▶ **REQUIREMENTS**:
Reproduce all of the records below line for line, leaving out the pictures.

(Bounding box annotations)
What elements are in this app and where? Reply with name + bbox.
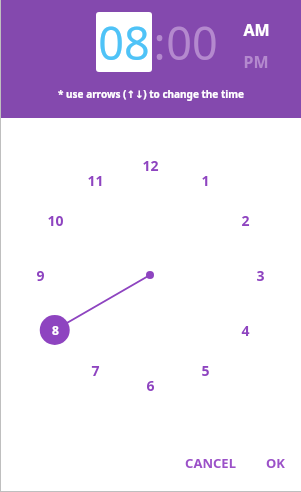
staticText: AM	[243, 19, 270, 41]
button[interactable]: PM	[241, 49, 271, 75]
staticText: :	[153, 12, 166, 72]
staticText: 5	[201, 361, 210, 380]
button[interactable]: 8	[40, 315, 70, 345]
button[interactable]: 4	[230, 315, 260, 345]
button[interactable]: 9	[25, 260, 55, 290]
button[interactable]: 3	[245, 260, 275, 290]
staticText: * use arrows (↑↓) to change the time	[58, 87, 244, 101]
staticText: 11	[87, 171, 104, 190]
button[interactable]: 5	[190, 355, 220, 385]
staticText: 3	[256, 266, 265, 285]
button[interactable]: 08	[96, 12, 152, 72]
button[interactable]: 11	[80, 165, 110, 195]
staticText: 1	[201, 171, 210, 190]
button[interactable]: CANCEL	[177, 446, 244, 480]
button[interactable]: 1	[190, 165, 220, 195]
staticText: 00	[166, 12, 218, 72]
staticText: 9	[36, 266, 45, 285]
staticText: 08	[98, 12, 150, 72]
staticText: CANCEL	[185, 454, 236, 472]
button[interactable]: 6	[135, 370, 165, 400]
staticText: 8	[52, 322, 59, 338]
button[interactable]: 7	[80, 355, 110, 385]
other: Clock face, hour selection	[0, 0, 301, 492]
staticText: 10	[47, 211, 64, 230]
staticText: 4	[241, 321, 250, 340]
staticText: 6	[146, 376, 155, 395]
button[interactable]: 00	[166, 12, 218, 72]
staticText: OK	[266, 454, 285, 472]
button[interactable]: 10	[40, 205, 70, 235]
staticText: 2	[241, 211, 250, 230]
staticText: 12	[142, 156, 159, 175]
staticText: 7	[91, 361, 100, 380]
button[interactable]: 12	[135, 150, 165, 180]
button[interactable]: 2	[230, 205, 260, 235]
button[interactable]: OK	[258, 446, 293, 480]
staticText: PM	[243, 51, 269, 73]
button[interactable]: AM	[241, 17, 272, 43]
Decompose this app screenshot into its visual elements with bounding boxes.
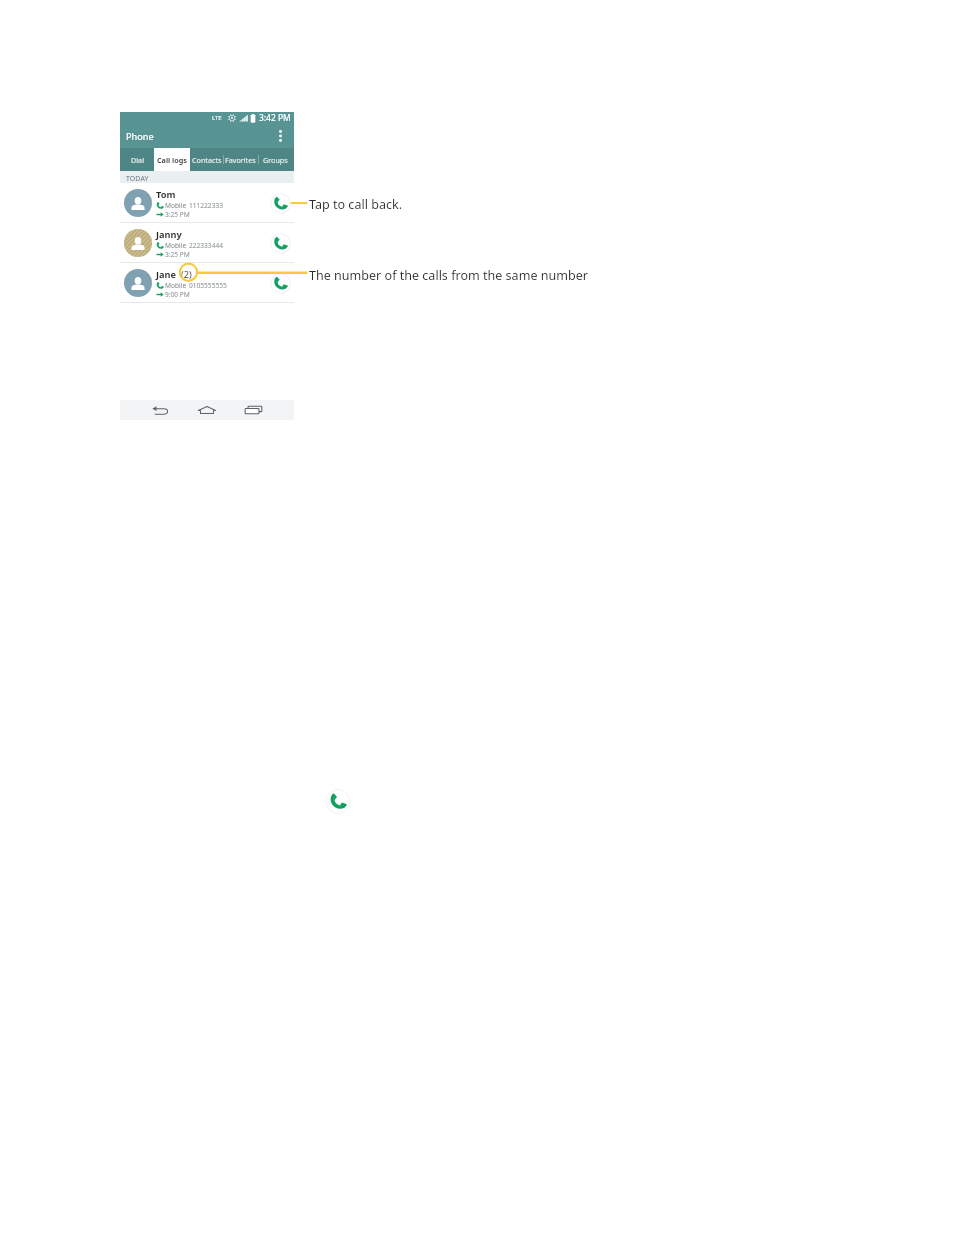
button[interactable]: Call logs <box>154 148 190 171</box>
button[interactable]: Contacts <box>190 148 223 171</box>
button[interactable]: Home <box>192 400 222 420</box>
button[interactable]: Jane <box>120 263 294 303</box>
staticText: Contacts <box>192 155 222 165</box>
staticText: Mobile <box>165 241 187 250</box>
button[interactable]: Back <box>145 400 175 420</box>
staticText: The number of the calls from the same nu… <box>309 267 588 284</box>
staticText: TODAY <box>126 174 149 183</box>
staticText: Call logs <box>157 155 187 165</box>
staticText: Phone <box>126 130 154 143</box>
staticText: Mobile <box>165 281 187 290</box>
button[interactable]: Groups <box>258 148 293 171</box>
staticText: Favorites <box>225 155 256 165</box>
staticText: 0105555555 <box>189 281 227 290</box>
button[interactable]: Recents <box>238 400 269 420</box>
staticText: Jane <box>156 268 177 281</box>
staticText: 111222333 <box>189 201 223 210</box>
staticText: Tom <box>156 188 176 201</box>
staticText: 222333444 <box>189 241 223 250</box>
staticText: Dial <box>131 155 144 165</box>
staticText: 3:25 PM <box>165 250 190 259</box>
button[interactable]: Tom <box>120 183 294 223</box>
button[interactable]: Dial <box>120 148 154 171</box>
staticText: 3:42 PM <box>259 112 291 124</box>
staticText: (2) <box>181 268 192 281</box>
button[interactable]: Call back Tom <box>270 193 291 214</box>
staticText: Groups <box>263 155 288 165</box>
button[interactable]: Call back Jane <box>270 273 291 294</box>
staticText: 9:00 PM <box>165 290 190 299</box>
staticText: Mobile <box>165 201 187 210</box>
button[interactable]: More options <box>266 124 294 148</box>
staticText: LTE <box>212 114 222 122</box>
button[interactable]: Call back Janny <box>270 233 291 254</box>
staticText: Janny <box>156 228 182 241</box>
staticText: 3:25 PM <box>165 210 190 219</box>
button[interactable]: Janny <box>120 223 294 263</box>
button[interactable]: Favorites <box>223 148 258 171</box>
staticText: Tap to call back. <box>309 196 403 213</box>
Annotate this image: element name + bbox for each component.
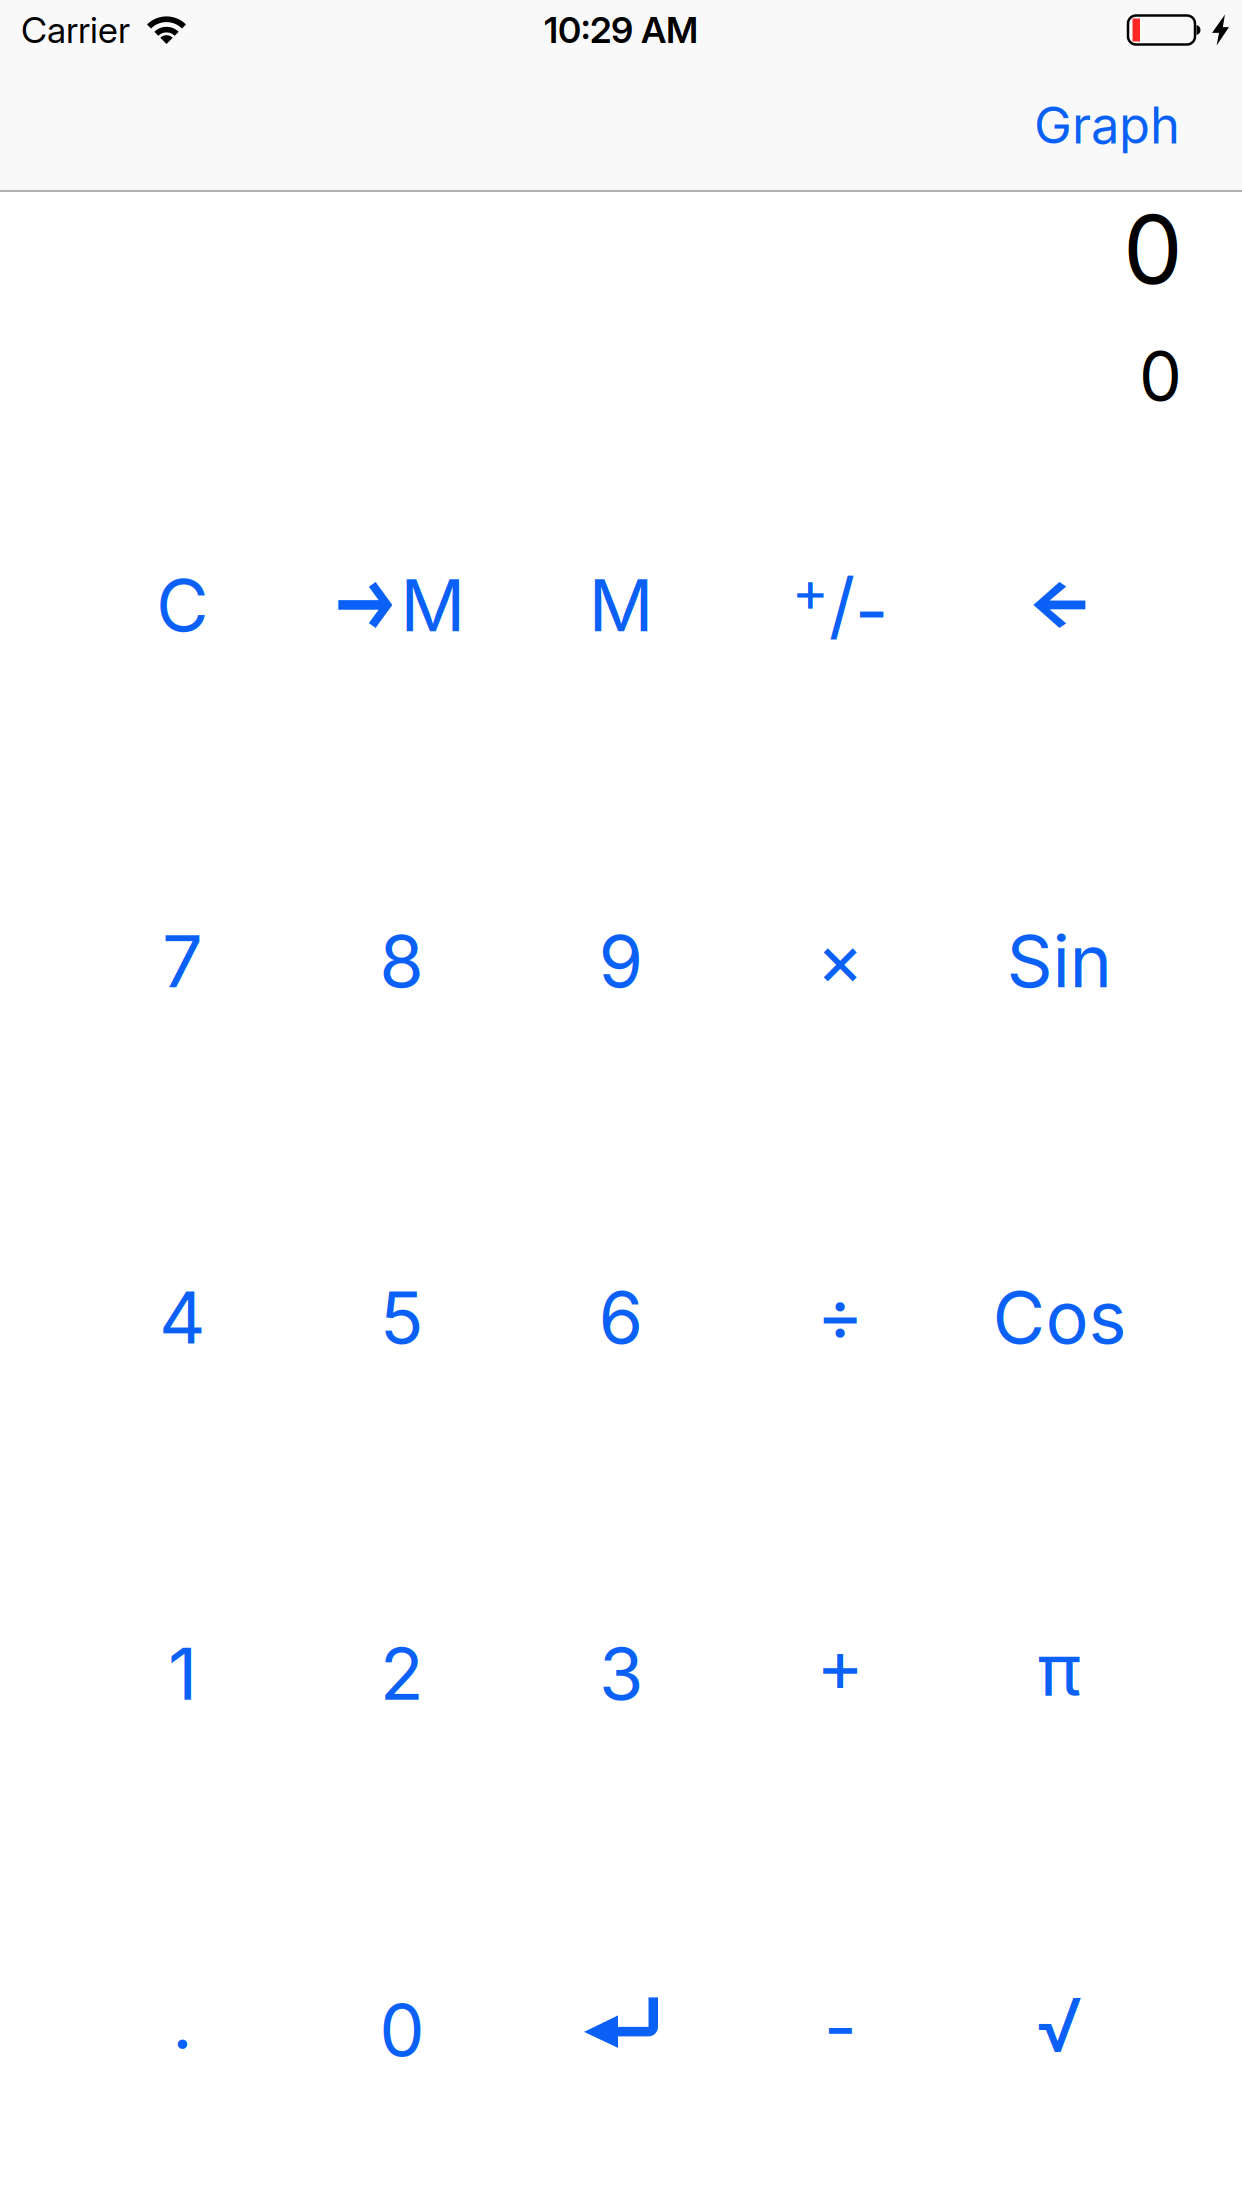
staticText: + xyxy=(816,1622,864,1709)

▶ **WRITTEN SOLUTION**:
What elements are in this app and where? Reply with name + bbox.
staticText: AM	[243, 19, 270, 41]
button[interactable]: PM	[241, 49, 271, 75]
staticText: :	[153, 12, 166, 72]
staticText: 5	[201, 361, 210, 380]
button[interactable]: 8	[40, 315, 70, 345]
button[interactable]: 4	[230, 315, 260, 345]
button[interactable]: 9	[25, 260, 55, 290]
button[interactable]: 3	[245, 260, 275, 290]
staticText: * use arrows (↑↓) to change the time	[58, 87, 244, 101]
staticText: 11	[87, 171, 104, 190]
button[interactable]: 5	[190, 355, 220, 385]
staticText: 3	[256, 266, 265, 285]
button[interactable]: 08	[96, 12, 152, 72]
button[interactable]: 11	[80, 165, 110, 195]
staticText: 1	[201, 171, 210, 190]
button[interactable]: CANCEL	[177, 446, 244, 480]
button[interactable]: 1	[190, 165, 220, 195]
staticText: 00	[166, 12, 218, 72]
staticText: 9	[36, 266, 45, 285]
staticText: 08	[98, 12, 150, 72]
staticText: CANCEL	[185, 454, 236, 472]
button[interactable]: 6	[135, 370, 165, 400]
staticText: 8	[52, 322, 59, 338]
button[interactable]: 7	[80, 355, 110, 385]
other: Clock face, hour selection	[0, 0, 301, 492]
staticText: 10	[47, 211, 64, 230]
staticText: 4	[241, 321, 250, 340]
staticText: 6	[146, 376, 155, 395]
button[interactable]: 00	[166, 12, 218, 72]
staticText: OK	[266, 454, 285, 472]
button[interactable]: 10	[40, 205, 70, 235]
staticText: 2	[241, 211, 250, 230]
staticText: 12	[142, 156, 159, 175]
staticText: 7	[91, 361, 100, 380]
button[interactable]: 12	[135, 150, 165, 180]
button[interactable]: 2	[230, 205, 260, 235]
button[interactable]: OK	[258, 446, 293, 480]
staticText: PM	[243, 51, 269, 73]
button[interactable]: AM	[241, 17, 272, 43]
Decompose this app screenshot into its visual elements with bounding boxes.
button[interactable]: Call logs <box>154 148 190 171</box>
button[interactable]: Contacts <box>190 148 223 171</box>
button[interactable]: Home <box>192 400 222 420</box>
button[interactable]: Jane <box>120 263 294 303</box>
staticText: Contacts <box>192 155 222 165</box>
staticText: Mobile <box>165 241 187 250</box>
button[interactable]: Back <box>145 400 175 420</box>
staticText: The number of the calls from the same nu… <box>309 267 588 284</box>
staticText: TODAY <box>126 174 149 183</box>
staticText: Call logs <box>157 155 187 165</box>
staticText: Phone <box>126 130 154 143</box>
staticText: Mobile <box>165 281 187 290</box>
button[interactable]: Groups <box>258 148 293 171</box>
staticText: Favorites <box>225 155 256 165</box>
staticText: 0105555555 <box>189 281 227 290</box>
button[interactable]: Recents <box>238 400 269 420</box>
staticText: Jane <box>156 268 177 281</box>
staticText: 111222333 <box>189 201 223 210</box>
staticText: Tom <box>156 188 176 201</box>
staticText: 222333444 <box>189 241 223 250</box>
staticText: Dial <box>131 155 144 165</box>
staticText: 3:25 PM <box>165 250 190 259</box>
button[interactable]: Tom <box>120 183 294 223</box>
button[interactable]: Dial <box>120 148 154 171</box>
staticText: 3:42 PM <box>259 112 291 124</box>
staticText: (2) <box>181 268 192 281</box>
button[interactable]: Call back Tom <box>270 193 291 214</box>
staticText: Groups <box>263 155 288 165</box>
button[interactable]: Call back Jane <box>270 273 291 294</box>
staticText: 9:00 PM <box>165 290 190 299</box>
staticText: Mobile <box>165 201 187 210</box>
button[interactable]: More options <box>266 124 294 148</box>
staticText: LTE <box>212 114 222 122</box>
button[interactable]: Call back Janny <box>270 233 291 254</box>
staticText: Janny <box>156 228 182 241</box>
staticText: 3:25 PM <box>165 210 190 219</box>
button[interactable]: Janny <box>120 223 294 263</box>
button[interactable]: Favorites <box>223 148 258 171</box>
staticText: Tap to call back. <box>309 196 403 213</box>
Annotate this image: element name + bbox for each component.
staticText: + xyxy=(816,1622,864,1709)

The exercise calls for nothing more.